──────── THE INPUT ────────

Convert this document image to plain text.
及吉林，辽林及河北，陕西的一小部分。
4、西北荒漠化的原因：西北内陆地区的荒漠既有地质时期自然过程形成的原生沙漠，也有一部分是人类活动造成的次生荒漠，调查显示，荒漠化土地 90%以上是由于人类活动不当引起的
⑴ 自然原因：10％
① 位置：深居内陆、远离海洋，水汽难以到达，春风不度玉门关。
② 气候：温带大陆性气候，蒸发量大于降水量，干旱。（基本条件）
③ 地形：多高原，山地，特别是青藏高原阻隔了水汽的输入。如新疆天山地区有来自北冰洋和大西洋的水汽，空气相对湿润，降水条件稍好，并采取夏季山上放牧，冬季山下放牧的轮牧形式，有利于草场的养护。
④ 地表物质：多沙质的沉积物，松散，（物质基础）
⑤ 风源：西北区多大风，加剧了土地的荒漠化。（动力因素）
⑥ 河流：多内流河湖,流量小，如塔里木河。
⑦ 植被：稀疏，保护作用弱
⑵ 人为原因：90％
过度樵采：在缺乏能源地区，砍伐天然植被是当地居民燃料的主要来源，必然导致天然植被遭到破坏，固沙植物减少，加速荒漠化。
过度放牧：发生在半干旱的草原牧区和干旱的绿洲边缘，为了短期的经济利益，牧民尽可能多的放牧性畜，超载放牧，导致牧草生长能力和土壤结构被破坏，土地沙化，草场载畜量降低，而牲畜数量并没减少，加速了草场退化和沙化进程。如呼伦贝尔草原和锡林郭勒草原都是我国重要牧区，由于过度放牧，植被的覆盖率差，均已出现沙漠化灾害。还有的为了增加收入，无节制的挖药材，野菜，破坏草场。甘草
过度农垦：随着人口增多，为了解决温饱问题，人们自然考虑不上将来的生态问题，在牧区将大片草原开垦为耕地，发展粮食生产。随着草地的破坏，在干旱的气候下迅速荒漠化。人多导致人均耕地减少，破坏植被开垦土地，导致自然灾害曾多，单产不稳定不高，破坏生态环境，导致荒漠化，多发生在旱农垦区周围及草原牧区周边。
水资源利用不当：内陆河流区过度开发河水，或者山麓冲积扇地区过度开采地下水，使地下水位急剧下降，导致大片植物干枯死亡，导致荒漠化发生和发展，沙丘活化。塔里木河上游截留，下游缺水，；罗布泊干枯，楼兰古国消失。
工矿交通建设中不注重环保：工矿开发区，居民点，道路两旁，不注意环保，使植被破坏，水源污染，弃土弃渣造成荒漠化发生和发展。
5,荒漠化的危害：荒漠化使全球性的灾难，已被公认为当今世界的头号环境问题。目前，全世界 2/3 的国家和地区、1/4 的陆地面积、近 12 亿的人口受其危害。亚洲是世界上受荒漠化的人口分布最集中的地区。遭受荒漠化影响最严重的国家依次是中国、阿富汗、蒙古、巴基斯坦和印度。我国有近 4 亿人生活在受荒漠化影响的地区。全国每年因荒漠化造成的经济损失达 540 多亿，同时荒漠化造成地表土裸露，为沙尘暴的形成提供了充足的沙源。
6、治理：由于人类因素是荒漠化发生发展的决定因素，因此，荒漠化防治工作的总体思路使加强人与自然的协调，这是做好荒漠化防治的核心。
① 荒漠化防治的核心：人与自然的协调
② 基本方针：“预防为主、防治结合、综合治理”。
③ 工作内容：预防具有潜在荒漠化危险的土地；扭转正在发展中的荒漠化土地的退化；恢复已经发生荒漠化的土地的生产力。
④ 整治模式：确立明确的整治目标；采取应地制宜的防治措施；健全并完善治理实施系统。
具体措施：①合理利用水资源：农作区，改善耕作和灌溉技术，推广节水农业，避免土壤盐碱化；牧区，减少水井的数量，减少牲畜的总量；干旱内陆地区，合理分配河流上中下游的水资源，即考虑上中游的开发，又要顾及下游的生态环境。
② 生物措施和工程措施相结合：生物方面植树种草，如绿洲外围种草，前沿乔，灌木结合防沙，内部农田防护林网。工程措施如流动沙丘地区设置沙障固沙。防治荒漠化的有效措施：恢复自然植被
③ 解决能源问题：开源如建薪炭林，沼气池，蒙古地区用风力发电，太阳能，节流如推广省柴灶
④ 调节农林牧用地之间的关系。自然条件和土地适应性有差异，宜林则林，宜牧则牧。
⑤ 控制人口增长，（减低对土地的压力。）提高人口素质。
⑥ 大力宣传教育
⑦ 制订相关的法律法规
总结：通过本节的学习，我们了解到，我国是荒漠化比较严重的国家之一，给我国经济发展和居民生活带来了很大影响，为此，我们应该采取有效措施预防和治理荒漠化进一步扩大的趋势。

────────

* _EXERCISE DESCRIPTION_: Using the data above, reproduce every line exactly.

* _WRITTEN ANSWER_:
Convert this document image to plain text.
及吉林，辽林及河北，陕西的一小部分。
4、西北荒漠化的原因：西北内陆地区的荒漠既有地质时期自然过程形成的原生沙漠，也有一部分是人类活动造成的次生荒漠，调查显示，荒漠化土地 90%以上是由于人类活动不当引起的
⑴ 自然原因：10％
① 位置：深居内陆、远离海洋，水汽难以到达，春风不度玉门关。
② 气候：温带大陆性气候，蒸发量大于降水量，干旱。（基本条件）
③ 地形：多高原，山地，特别是青藏高原阻隔了水汽的输入。如新疆天山地区有来自北冰洋和大西洋的水汽，空气相对湿润，降水条件稍好，并采取夏季山上放牧，冬季山下放牧的轮牧形式，有利于草场的养护。
④ 地表物质：多沙质的沉积物，松散，（物质基础）
⑤ 风源：西北区多大风，加剧了土地的荒漠化。（动力因素）
⑥ 河流：多内流河湖,流量小，如塔里木河。
⑦ 植被：稀疏，保护作用弱
⑵ 人为原因：90％
过度樵采：在缺乏能源地区，砍伐天然植被是当地居民燃料的主要来源，必然导致天然植被遭到破坏，固沙植物减少，加速荒漠化。
过度放牧：发生在半干旱的草原牧区和干旱的绿洲边缘，为了短期的经济利益，牧民尽可能多的放牧性畜，超载放牧，导致牧草生长能力和土壤结构被破坏，土地沙化，草场载畜量降低，而牲畜数量并没减少，加速了草场退化和沙化进程。如呼伦贝尔草原和锡林郭勒草原都是我国重要牧区，由于过度放牧，植被的覆盖率差，均已出现沙漠化灾害。还有的为了增加收入，无节制的挖药材，野菜，破坏草场。甘草
过度农垦：随着人口增多，为了解决温饱问题，人们自然考虑不上将来的生态问题，在牧区将大片草原开垦为耕地，发展粮食生产。随着草地的破坏，在干旱的气候下迅速荒漠化。人多导致人均耕地减少，破坏植被开垦土地，导致自然灾害曾多，单产不稳定不高，破坏生态环境，导致荒漠化，多发生在旱农垦区周围及草原牧区周边。
水资源利用不当：内陆河流区过度开发河水，或者山麓冲积扇地区过度开采地下水，使地下水位急剧下降，导致大片植物干枯死亡，导致荒漠化发生和发展，沙丘活化。塔里木河上游截留，下游缺水，；罗布泊干枯，楼兰古国消失。
工矿交通建设中不注重环保：工矿开发区，居民点，道路两旁，不注意环保，使植被破坏，水源污染，弃土弃渣造成荒漠化发生和发展。
5,荒漠化的危害：荒漠化使全球性的灾难，已被公认为当今世界的头号环境问题。目前，全世界 2/3 的国家和地区、1/4 的陆地面积、近 12 亿的人口受其危害。亚洲是世界上受荒漠化的人口分布最集中的地区。遭受荒漠化影响最严重的国家依次是中国、阿富汗、蒙古、巴基斯坦和印度。我国有近 4 亿人生活在受荒漠化影响的地区。全国每年因荒漠化造成的经济损失达 540 多亿，同时荒漠化造成地表土裸露，为沙尘暴的形成提供了充足的沙源。
6、治理：由于人类因素是荒漠化发生发展的决定因素，因此，荒漠化防治工作的总体思路使加强人与自然的协调，这是做好荒漠化防治的核心。
① 荒漠化防治的核心：人与自然的协调
② 基本方针：“预防为主、防治结合、综合治理”。
③ 工作内容：预防具有潜在荒漠化危险的土地；扭转正在发展中的荒漠化土地的退化；恢复已经发生荒漠化的土地的生产力。
④ 整治模式：确立明确的整治目标；采取应地制宜的防治措施；健全并完善治理实施系统。
具体措施：①合理利用水资源：农作区，改善耕作和灌溉技术，推广节水农业，避免土壤盐碱化；牧区，减少水井的数量，减少牲畜的总量；干旱内陆地区，合理分配河流上中下游的水资源，即考虑上中游的开发，又要顾及下游的生态环境。
② 生物措施和工程措施相结合：生物方面植树种草，如绿洲外围种草，前沿乔，灌木结合防沙，内部农田防护林网。工程措施如流动沙丘地区设置沙障固沙。防治荒漠化的有效措施：恢复自然植被
③ 解决能源问题：开源如建薪炭林，沼气池，蒙古地区用风力发电，太阳能，节流如推广省柴灶
④ 调节农林牧用地之间的关系。自然条件和土地适应性有差异，宜林则林，宜牧则牧。
⑤ 控制人口增长，（减低对土地的压力。）提高人口素质。
⑥ 大力宣传教育
⑦ 制订相关的法律法规
总结：通过本节的学习，我们了解到，我国是荒漠化比较严重的国家之一，给我国经济发展和居民生活带来了很大影响，为此，我们应该采取有效措施预防和治理荒漠化进一步扩大的趋势。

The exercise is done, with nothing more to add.